* _DATA EXCERPTS_:
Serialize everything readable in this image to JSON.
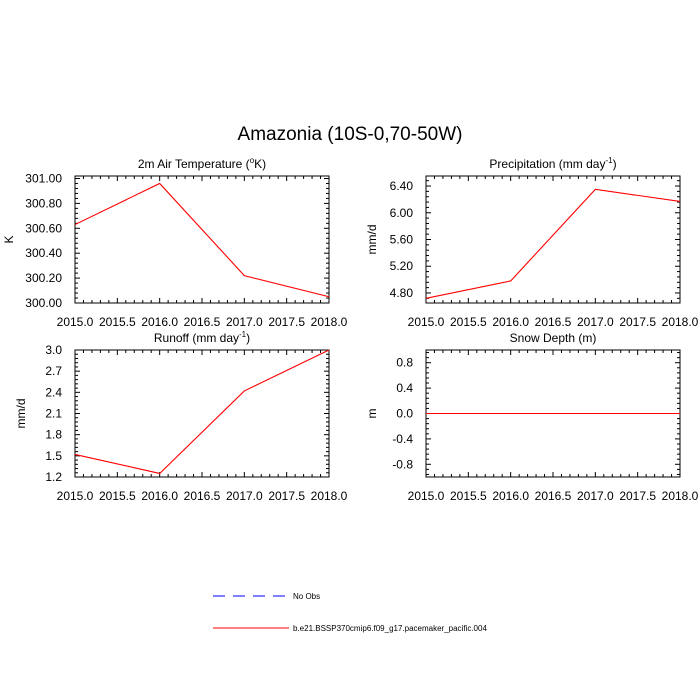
{
  "figure": {
    "title": "Amazonia (10S-0,70-50W)"
  },
  "chart_data": [
    {
      "type": "line",
      "title": "2m Air Temperature (",
      "title_sup": "o",
      "title_end": "K)",
      "ylabel": "K",
      "x": [
        2015.0,
        2016.0,
        2017.0,
        2018.0
      ],
      "series": [
        {
          "values": [
            300.63,
            300.96,
            300.22,
            300.05
          ],
          "color": "#ff0000"
        }
      ],
      "xlim": [
        2015.0,
        2018.0
      ],
      "ylim": [
        300.0,
        301.02
      ],
      "xticks": [
        "2015.0",
        "2015.5",
        "2016.0",
        "2016.5",
        "2017.0",
        "2017.5",
        "2018.0"
      ],
      "yticks": [
        "300.00",
        "300.20",
        "300.40",
        "300.60",
        "300.80",
        "301.00"
      ],
      "ytick_values": [
        300.0,
        300.2,
        300.4,
        300.6,
        300.8,
        301.0
      ],
      "grid": false
    },
    {
      "type": "line",
      "title": "Precipitation (mm day",
      "title_sup": "-1",
      "title_end": ")",
      "ylabel": "mm/d",
      "x": [
        2015.0,
        2016.0,
        2017.0,
        2018.0
      ],
      "series": [
        {
          "values": [
            4.72,
            4.98,
            6.35,
            6.17
          ],
          "color": "#ff0000"
        }
      ],
      "xlim": [
        2015.0,
        2018.0
      ],
      "ylim": [
        4.65,
        6.55
      ],
      "xticks": [
        "2015.0",
        "2015.5",
        "2016.0",
        "2016.5",
        "2017.0",
        "2017.5",
        "2018.0"
      ],
      "yticks": [
        "4.80",
        "5.20",
        "5.60",
        "6.00",
        "6.40"
      ],
      "ytick_values": [
        4.8,
        5.2,
        5.6,
        6.0,
        6.4
      ],
      "grid": false
    },
    {
      "type": "line",
      "title": "Runoff (mm day",
      "title_sup": "-1",
      "title_end": ")",
      "ylabel": "mm/d",
      "x": [
        2015.0,
        2016.0,
        2017.0,
        2018.0
      ],
      "series": [
        {
          "values": [
            1.52,
            1.25,
            2.42,
            3.0
          ],
          "color": "#ff0000"
        }
      ],
      "xlim": [
        2015.0,
        2018.0
      ],
      "ylim": [
        1.2,
        3.0
      ],
      "xticks": [
        "2015.0",
        "2015.5",
        "2016.0",
        "2016.5",
        "2017.0",
        "2017.5",
        "2018.0"
      ],
      "yticks": [
        "1.2",
        "1.5",
        "1.8",
        "2.1",
        "2.4",
        "2.7",
        "3.0"
      ],
      "ytick_values": [
        1.2,
        1.5,
        1.8,
        2.1,
        2.4,
        2.7,
        3.0
      ],
      "grid": false
    },
    {
      "type": "line",
      "title": "Snow Depth (m)",
      "title_sup": "",
      "title_end": "",
      "ylabel": "m",
      "x": [
        2015.0,
        2016.0,
        2017.0,
        2018.0
      ],
      "series": [
        {
          "values": [
            0.0,
            0.0,
            0.0,
            0.0
          ],
          "color": "#ff0000"
        }
      ],
      "xlim": [
        2015.0,
        2018.0
      ],
      "ylim": [
        -1.0,
        1.0
      ],
      "xticks": [
        "2015.0",
        "2015.5",
        "2016.0",
        "2016.5",
        "2017.0",
        "2017.5",
        "2018.0"
      ],
      "yticks": [
        "-0.8",
        "-0.4",
        "0.0",
        "0.4",
        "0.8"
      ],
      "ytick_values": [
        -0.8,
        -0.4,
        0.0,
        0.4,
        0.8
      ],
      "grid": false
    }
  ],
  "legend": {
    "items": [
      {
        "label": "No Obs",
        "color": "#0000ff",
        "style": "dashed"
      },
      {
        "label": "b.e21.BSSP370cmip6.f09_g17.pacemaker_pacific.004",
        "color": "#ff0000",
        "style": "solid"
      }
    ]
  }
}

* _WORK TO COMPLETE_:
Which lines contain "ylabel"? Show each of them.

* _TASK RESULT_:
      "ylabel": "K",
      "ylabel": "mm/d",
      "ylabel": "mm/d",
      "ylabel": "m",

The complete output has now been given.